### PROVIDED ENTRIES
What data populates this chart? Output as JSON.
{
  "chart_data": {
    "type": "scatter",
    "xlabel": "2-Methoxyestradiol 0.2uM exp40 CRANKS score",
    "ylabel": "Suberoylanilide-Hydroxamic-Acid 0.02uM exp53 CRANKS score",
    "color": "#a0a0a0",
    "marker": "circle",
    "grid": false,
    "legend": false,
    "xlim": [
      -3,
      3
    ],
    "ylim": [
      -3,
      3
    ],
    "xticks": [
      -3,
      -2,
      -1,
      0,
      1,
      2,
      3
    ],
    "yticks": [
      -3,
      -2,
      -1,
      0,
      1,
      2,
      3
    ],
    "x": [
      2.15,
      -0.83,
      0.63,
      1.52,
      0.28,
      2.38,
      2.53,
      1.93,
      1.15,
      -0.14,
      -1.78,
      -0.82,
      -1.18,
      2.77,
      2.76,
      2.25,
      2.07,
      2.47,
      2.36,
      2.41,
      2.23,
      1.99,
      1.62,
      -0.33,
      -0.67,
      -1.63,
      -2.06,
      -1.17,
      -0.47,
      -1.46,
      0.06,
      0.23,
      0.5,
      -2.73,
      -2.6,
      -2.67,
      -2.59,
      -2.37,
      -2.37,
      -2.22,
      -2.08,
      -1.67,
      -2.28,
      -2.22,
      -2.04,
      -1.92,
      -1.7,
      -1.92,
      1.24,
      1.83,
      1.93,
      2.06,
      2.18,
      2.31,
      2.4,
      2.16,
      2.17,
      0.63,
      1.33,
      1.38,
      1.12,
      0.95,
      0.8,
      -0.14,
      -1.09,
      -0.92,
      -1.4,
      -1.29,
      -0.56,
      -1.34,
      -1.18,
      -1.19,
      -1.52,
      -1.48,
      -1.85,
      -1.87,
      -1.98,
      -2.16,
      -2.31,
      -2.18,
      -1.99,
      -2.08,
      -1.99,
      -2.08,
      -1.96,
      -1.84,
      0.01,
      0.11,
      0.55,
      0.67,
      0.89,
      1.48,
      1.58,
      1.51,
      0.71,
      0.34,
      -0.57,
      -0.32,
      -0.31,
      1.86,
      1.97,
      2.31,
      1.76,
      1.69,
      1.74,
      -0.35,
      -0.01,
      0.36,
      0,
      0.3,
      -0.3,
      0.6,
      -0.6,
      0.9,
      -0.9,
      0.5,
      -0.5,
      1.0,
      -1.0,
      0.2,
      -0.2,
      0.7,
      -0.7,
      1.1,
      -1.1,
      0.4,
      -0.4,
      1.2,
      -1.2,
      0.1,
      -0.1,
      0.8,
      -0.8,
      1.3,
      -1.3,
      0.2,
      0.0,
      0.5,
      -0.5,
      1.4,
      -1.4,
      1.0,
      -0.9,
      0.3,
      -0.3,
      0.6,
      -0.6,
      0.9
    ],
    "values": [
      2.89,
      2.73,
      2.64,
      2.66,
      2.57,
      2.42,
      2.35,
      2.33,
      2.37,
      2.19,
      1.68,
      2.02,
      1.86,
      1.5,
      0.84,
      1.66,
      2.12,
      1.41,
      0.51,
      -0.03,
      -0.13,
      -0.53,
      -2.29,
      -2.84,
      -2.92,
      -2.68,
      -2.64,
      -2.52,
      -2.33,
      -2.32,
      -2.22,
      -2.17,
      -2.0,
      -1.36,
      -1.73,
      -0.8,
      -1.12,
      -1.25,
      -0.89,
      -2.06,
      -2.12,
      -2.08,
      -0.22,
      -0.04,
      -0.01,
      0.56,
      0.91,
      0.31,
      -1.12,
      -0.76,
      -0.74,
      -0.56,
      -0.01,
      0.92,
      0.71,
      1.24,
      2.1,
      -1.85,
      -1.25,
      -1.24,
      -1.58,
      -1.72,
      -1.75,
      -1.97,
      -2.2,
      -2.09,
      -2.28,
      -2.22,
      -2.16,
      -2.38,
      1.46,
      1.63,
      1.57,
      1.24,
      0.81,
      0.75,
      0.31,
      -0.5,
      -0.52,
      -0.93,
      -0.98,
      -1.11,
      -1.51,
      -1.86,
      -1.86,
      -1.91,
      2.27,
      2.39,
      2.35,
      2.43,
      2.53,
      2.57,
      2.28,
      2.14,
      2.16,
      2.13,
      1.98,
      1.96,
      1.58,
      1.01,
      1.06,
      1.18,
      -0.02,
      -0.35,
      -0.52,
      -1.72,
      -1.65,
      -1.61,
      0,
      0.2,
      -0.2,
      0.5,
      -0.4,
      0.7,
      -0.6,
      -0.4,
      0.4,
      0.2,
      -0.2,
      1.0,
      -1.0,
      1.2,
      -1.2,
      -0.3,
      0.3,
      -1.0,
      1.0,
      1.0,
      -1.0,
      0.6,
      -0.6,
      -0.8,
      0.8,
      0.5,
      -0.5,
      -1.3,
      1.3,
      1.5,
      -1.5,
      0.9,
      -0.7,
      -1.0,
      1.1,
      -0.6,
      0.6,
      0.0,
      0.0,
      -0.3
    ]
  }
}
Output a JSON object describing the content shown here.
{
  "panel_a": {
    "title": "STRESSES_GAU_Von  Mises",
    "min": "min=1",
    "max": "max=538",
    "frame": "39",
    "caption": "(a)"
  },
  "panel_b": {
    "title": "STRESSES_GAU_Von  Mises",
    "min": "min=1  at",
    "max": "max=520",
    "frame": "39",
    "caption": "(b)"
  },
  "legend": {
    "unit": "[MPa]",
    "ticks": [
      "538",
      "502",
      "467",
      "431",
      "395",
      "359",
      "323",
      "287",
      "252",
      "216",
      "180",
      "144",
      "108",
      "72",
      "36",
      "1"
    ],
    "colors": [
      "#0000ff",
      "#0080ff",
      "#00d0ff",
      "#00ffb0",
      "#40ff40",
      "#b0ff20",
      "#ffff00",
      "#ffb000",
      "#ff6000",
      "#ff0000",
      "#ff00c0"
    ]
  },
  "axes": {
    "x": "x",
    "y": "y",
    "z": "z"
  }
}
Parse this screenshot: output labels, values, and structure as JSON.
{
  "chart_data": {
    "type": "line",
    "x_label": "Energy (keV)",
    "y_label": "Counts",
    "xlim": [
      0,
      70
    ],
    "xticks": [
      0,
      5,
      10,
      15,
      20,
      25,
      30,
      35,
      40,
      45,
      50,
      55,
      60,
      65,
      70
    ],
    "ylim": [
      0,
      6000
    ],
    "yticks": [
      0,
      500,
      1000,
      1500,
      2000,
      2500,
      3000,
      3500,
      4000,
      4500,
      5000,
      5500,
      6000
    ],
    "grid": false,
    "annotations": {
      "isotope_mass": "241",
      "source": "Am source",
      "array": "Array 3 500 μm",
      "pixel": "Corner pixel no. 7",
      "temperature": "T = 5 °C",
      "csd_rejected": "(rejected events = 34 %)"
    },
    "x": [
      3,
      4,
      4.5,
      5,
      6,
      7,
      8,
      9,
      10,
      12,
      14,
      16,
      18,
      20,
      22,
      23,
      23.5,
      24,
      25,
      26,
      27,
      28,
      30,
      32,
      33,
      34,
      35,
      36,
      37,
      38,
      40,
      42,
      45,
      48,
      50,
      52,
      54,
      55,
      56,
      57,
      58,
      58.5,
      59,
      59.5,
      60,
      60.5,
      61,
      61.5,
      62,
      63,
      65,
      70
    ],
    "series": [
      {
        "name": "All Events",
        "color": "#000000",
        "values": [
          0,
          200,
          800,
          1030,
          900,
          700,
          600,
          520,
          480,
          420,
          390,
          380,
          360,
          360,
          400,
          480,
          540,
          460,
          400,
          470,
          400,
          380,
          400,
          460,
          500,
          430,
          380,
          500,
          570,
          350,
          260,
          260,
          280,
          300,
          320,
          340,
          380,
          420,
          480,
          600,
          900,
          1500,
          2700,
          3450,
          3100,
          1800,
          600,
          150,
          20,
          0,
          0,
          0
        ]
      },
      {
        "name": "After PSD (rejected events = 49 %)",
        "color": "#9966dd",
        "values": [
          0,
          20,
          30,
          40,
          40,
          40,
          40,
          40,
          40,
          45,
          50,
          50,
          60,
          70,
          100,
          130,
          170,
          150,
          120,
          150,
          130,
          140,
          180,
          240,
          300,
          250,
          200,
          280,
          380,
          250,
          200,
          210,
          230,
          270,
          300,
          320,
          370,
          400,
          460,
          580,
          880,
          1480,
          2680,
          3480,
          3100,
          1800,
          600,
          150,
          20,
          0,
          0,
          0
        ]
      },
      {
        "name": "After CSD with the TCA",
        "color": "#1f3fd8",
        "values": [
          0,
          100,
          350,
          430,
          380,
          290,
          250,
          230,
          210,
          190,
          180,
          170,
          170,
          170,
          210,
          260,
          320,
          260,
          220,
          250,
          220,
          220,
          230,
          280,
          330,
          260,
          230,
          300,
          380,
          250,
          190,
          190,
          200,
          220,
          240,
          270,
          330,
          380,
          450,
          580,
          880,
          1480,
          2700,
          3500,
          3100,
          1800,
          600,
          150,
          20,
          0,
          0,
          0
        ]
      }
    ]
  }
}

### WHAT THIS TASK INVOLVES
Only the number is wanted: how many lines in the data include the string "After"?

### ANSWER FOR THIS EXERCISE
2